Task prompt:
Repeat each line exactly as it is written.

----------

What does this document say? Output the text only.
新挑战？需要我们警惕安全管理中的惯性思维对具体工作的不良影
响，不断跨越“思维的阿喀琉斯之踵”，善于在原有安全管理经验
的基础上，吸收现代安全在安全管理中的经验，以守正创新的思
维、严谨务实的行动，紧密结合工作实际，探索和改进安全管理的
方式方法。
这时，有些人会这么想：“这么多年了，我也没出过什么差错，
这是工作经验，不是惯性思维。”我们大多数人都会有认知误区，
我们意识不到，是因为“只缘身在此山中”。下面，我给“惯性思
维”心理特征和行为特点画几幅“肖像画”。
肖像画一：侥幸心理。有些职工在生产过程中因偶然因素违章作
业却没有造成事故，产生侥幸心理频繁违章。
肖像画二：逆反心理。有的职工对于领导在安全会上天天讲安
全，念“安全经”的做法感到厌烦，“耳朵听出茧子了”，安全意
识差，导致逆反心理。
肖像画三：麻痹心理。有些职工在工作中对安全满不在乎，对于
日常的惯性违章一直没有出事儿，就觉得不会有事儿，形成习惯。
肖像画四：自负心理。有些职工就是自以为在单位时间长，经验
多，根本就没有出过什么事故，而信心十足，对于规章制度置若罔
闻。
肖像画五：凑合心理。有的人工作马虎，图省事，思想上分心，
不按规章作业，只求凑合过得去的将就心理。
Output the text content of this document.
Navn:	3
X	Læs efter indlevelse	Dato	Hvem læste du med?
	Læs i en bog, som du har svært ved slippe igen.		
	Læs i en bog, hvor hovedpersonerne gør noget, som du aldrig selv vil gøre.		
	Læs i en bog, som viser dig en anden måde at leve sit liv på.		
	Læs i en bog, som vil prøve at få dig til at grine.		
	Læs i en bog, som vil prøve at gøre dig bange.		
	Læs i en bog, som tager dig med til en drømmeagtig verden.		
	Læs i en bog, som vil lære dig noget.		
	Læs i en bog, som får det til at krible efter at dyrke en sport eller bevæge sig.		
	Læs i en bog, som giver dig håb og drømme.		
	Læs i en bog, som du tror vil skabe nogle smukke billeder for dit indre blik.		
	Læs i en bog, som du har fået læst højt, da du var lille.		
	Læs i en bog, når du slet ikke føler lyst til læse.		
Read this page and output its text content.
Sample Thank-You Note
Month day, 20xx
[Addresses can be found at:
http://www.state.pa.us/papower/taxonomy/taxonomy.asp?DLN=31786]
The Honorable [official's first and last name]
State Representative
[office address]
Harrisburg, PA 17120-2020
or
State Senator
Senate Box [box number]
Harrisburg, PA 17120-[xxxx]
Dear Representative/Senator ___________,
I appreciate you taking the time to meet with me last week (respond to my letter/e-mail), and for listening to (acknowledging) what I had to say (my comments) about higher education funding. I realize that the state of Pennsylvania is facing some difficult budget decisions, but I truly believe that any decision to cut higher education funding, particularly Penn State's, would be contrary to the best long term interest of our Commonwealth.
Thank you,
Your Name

----------

Written response:
What does this document say? Output the text only.
新挑战？需要我们警惕安全管理中的惯性思维对具体工作的不良影
响，不断跨越“思维的阿喀琉斯之踵”，善于在原有安全管理经验
的基础上，吸收现代安全在安全管理中的经验，以守正创新的思
维、严谨务实的行动，紧密结合工作实际，探索和改进安全管理的
方式方法。
这时，有些人会这么想：“这么多年了，我也没出过什么差错，
这是工作经验，不是惯性思维。”我们大多数人都会有认知误区，
我们意识不到，是因为“只缘身在此山中”。下面，我给“惯性思
维”心理特征和行为特点画几幅“肖像画”。
肖像画一：侥幸心理。有些职工在生产过程中因偶然因素违章作
业却没有造成事故，产生侥幸心理频繁违章。
肖像画二：逆反心理。有的职工对于领导在安全会上天天讲安
全，念“安全经”的做法感到厌烦，“耳朵听出茧子了”，安全意
识差，导致逆反心理。
肖像画三：麻痹心理。有些职工在工作中对安全满不在乎，对于
日常的惯性违章一直没有出事儿，就觉得不会有事儿，形成习惯。
肖像画四：自负心理。有些职工就是自以为在单位时间长，经验
多，根本就没有出过什么事故，而信心十足，对于规章制度置若罔
闻。
肖像画五：凑合心理。有的人工作马虎，图省事，思想上分心，
不按规章作业，只求凑合过得去的将就心理。
Output the text content of this document.
Navn:	3
X	Læs efter indlevelse	Dato	Hvem læste du med?
	Læs i en bog, som du har svært ved slippe igen.		
	Læs i en bog, hvor hovedpersonerne gør noget, som du aldrig selv vil gøre.		
	Læs i en bog, som viser dig en anden måde at leve sit liv på.		
	Læs i en bog, som vil prøve at få dig til at grine.		
	Læs i en bog, som vil prøve at gøre dig bange.		
	Læs i en bog, som tager dig med til en drømmeagtig verden.		
	Læs i en bog, som vil lære dig noget.		
	Læs i en bog, som får det til at krible efter at dyrke en sport eller bevæge sig.		
	Læs i en bog, som giver dig håb og drømme.		
	Læs i en bog, som du tror vil skabe nogle smukke billeder for dit indre blik.		
	Læs i en bog, som du har fået læst højt, da du var lille.		
	Læs i en bog, når du slet ikke føler lyst til læse.		
Read this page and output its text content.
Sample Thank-You Note
Month day, 20xx
[Addresses can be found at:
http://www.state.pa.us/papower/taxonomy/taxonomy.asp?DLN=31786]
The Honorable [official's first and last name]
State Representative
[office address]
Harrisburg, PA 17120-2020
or
State Senator
Senate Box [box number]
Harrisburg, PA 17120-[xxxx]
Dear Representative/Senator ___________,
I appreciate you taking the time to meet with me last week (respond to my letter/e-mail), and for listening to (acknowledging) what I had to say (my comments) about higher education funding. I realize that the state of Pennsylvania is facing some difficult budget decisions, but I truly believe that any decision to cut higher education funding, particularly Penn State's, would be contrary to the best long term interest of our Commonwealth.
Thank you,
Your Name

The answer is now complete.